#### Directions for this task:
Word for word, set down the records and skip each picture.
===== Material provided
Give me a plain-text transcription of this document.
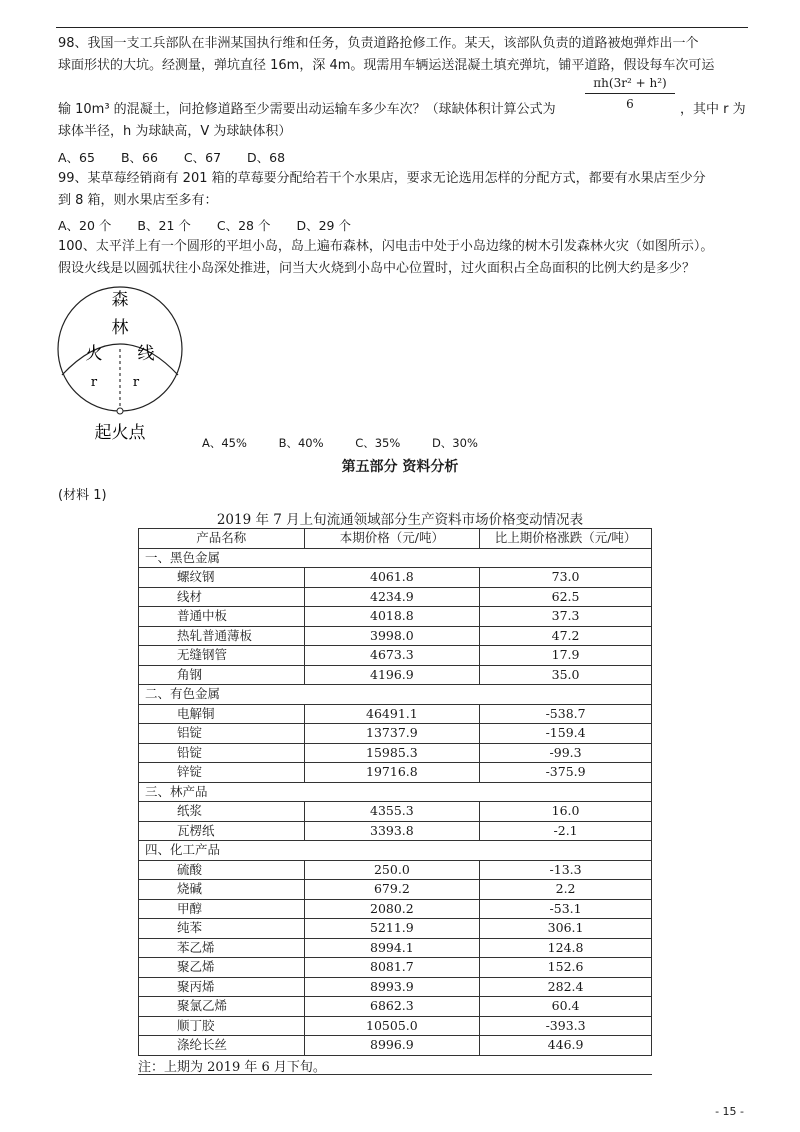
98、我国一支工兵部队在非洲某国执行维和任务，负责道路抢修工作。某天，该部队负责的道路被炮弹炸出一个
球面形状的大坑。经测量，弹坑直径 16m，深 4m。现需用车辆运送混凝土填充弹坑，铺平道路，假设每车次可运
$\frac{\text{πh(3r² + h²)}}{6}$
输 10m³ 的混凝土，问抢修道路至少需要出动运输车多少车次？（球缺体积计算公式为	，其中 r 为
球体半径，h 为球缺高，V 为球缺体积）
A、65 B、66 C、67 D、68
99、某草莓经销商有 201 箱的草莓要分配给若干个水果店，要求无论选用怎样的分配方式，都要有水果店至少分
到 8 箱，则水果店至多有：
A、20 个 B、21 个 C、28 个 D、29 个
100、太平洋上有一个圆形的平坦小岛，岛上遍布森林，闪电击中处于小岛边缘的树木引发森林火灾（如图所示）。
假设火线是以圆弧状往小岛深处推进，问当大火烧到小岛中心位置时，过火面积占全岛面积的比例大约是多少？
森
林
火 线
r	r
起火点	A、45%	B、40%	C、35%	D、30%
第五部分 资料分析
(材料 1)
2019 年 7 月上旬流通领域部分生产资料市场价格变动情况表
产品名称	本期价格（元/吨）	比上期价格涨跌（元/吨）
一、黑色金属		
螺纹钢	4061.8	73.0
线材	4234.9	62.5
普通中板	4018.8	37.3
热轧普通薄板	3998.0	47.2
无缝钢管	4673.3	17.9
角钢	4196.9	35.0
二、有色金属		
电解铜	46491.1	-538.7
铝锭	13737.9	-159.4
铅锭	15985.3	-99.3
锌锭	19716.8	-375.9
三、林产品		
纸浆	4355.3	16.0
瓦楞纸	3393.8	-2.1
四、化工产品		
硫酸	250.0	-13.3
烧碱	679.2	2.2
甲醇	2080.2	-53.1
纯苯	5211.9	306.1
苯乙烯	8994.1	124.8
聚乙烯	8081.7	152.6
聚丙烯	8993.9	282.4
聚氯乙烯	6862.3	60.4
顺丁胶	10505.0	-393.3
涤纶长丝	8996.9	446.9
注：上期为 2019 年 6 月下旬。
- 15 -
==========
#### Complete answer:
Give me a plain-text transcription of this document.
98、我国一支工兵部队在非洲某国执行维和任务，负责道路抢修工作。某天，该部队负责的道路被炮弹炸出一个
球面形状的大坑。经测量，弹坑直径 16m，深 4m。现需用车辆运送混凝土填充弹坑，铺平道路，假设每车次可运
$\frac{\text{πh(3r² + h²)}}{6}$
输 10m³ 的混凝土，问抢修道路至少需要出动运输车多少车次？（球缺体积计算公式为	，其中 r 为
球体半径，h 为球缺高，V 为球缺体积）
A、65 B、66 C、67 D、68
99、某草莓经销商有 201 箱的草莓要分配给若干个水果店，要求无论选用怎样的分配方式，都要有水果店至少分
到 8 箱，则水果店至多有：
A、20 个 B、21 个 C、28 个 D、29 个
100、太平洋上有一个圆形的平坦小岛，岛上遍布森林，闪电击中处于小岛边缘的树木引发森林火灾（如图所示）。
假设火线是以圆弧状往小岛深处推进，问当大火烧到小岛中心位置时，过火面积占全岛面积的比例大约是多少？
森
林
火 线
r	r
起火点	A、45%	B、40%	C、35%	D、30%
第五部分 资料分析
(材料 1)
2019 年 7 月上旬流通领域部分生产资料市场价格变动情况表
产品名称	本期价格（元/吨）	比上期价格涨跌（元/吨）
一、黑色金属		
螺纹钢	4061.8	73.0
线材	4234.9	62.5
普通中板	4018.8	37.3
热轧普通薄板	3998.0	47.2
无缝钢管	4673.3	17.9
角钢	4196.9	35.0
二、有色金属		
电解铜	46491.1	-538.7
铝锭	13737.9	-159.4
铅锭	15985.3	-99.3
锌锭	19716.8	-375.9
三、林产品		
纸浆	4355.3	16.0
瓦楞纸	3393.8	-2.1
四、化工产品		
硫酸	250.0	-13.3
烧碱	679.2	2.2
甲醇	2080.2	-53.1
纯苯	5211.9	306.1
苯乙烯	8994.1	124.8
聚乙烯	8081.7	152.6
聚丙烯	8993.9	282.4
聚氯乙烯	6862.3	60.4
顺丁胶	10505.0	-393.3
涤纶长丝	8996.9	446.9
注：上期为 2019 年 6 月下旬。
- 15 -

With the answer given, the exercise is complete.